Dataset items

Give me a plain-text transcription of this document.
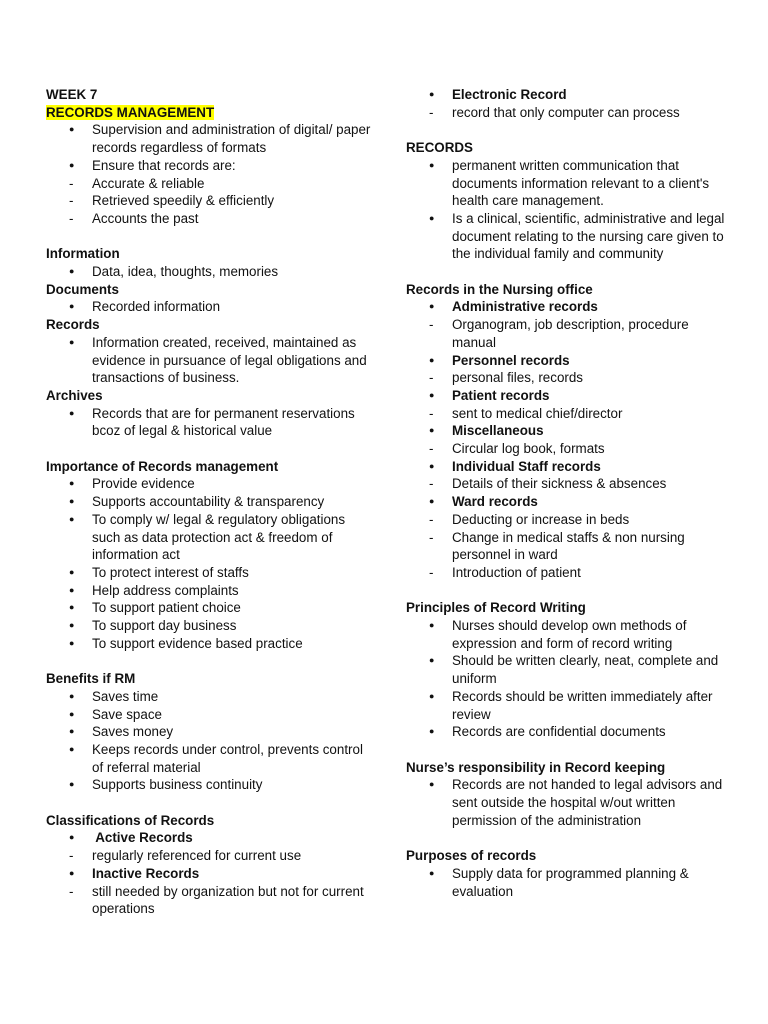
WEEK 7
RECORDS MANAGEMENT
● Supervision and administration of digital/ paper records regardless of formats
● Ensure that records are:
- Accurate & reliable
- Retrieved speedily & efficiently
- Accounts the past
Information
● Data, idea, thoughts, memories
Documents
● Recorded information
Records
● Information created, received, maintained as evidence in pursuance of legal obligations and transactions of business.
Archives
● Records that are for permanent reservations bcoz of legal & historical value
Importance of Records management
● Provide evidence
● Supports accountability & transparency
● To comply w/ legal & regulatory obligations such as data protection act & freedom of information act
● To protect interest of staffs
● Help address complaints
● To support patient choice
● To support day business
● To support evidence based practice
Benefits if RM
● Saves time
● Save space
● Saves money
● Keeps records under control, prevents control of referral material
● Supports business continuity
Classifications of Records
●  Active Records
- regularly referenced for current use
● Inactive Records
- still needed by organization but not for current operations
● Electronic Record
- record that only computer can process
RECORDS
● permanent written communication that documents information relevant to a client's health care management.
● Is a clinical, scientific, administrative and legal document relating to the nursing care given to the individual family and community
Records in the Nursing office
● Administrative records
- Organogram, job description, procedure manual
● Personnel records
- personal files, records
● Patient records
- sent to medical chief/director
● Miscellaneous
- Circular log book, formats
● Individual Staff records
- Details of their sickness & absences
● Ward records
- Deducting or increase in beds
- Change in medical staffs & non nursing personnel in ward
- Introduction of patient
Principles of Record Writing
● Nurses should develop own methods of expression and form of record writing
● Should be written clearly, neat, complete and uniform
● Records should be written immediately after review
● Records are confidential documents
Nurse’s responsibility in Record keeping
● Records are not handed to legal advisors and sent outside the hospital w/out written permission of the administration
Purposes of records
● Supply data for programmed planning & evaluation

TASK:
Without including the pictures, reproduce all entries exactly.

OUTPUT OF THE EXERCISE:
Give me a plain-text transcription of this document.
WEEK 7
RECORDS MANAGEMENT
● Supervision and administration of digital/ paper records regardless of formats
● Ensure that records are:
- Accurate & reliable
- Retrieved speedily & efficiently
- Accounts the past
Information
● Data, idea, thoughts, memories
Documents
● Recorded information
Records
● Information created, received, maintained as evidence in pursuance of legal obligations and transactions of business.
Archives
● Records that are for permanent reservations bcoz of legal & historical value
Importance of Records management
● Provide evidence
● Supports accountability & transparency
● To comply w/ legal & regulatory obligations such as data protection act & freedom of information act
● To protect interest of staffs
● Help address complaints
● To support patient choice
● To support day business
● To support evidence based practice
Benefits if RM
● Saves time
● Save space
● Saves money
● Keeps records under control, prevents control of referral material
● Supports business continuity
Classifications of Records
●  Active Records
- regularly referenced for current use
● Inactive Records
- still needed by organization but not for current operations
● Electronic Record
- record that only computer can process
RECORDS
● permanent written communication that documents information relevant to a client's health care management.
● Is a clinical, scientific, administrative and legal document relating to the nursing care given to the individual family and community
Records in the Nursing office
● Administrative records
- Organogram, job description, procedure manual
● Personnel records
- personal files, records
● Patient records
- sent to medical chief/director
● Miscellaneous
- Circular log book, formats
● Individual Staff records
- Details of their sickness & absences
● Ward records
- Deducting or increase in beds
- Change in medical staffs & non nursing personnel in ward
- Introduction of patient
Principles of Record Writing
● Nurses should develop own methods of expression and form of record writing
● Should be written clearly, neat, complete and uniform
● Records should be written immediately after review
● Records are confidential documents
Nurse’s responsibility in Record keeping
● Records are not handed to legal advisors and sent outside the hospital w/out written permission of the administration
Purposes of records
● Supply data for programmed planning & evaluation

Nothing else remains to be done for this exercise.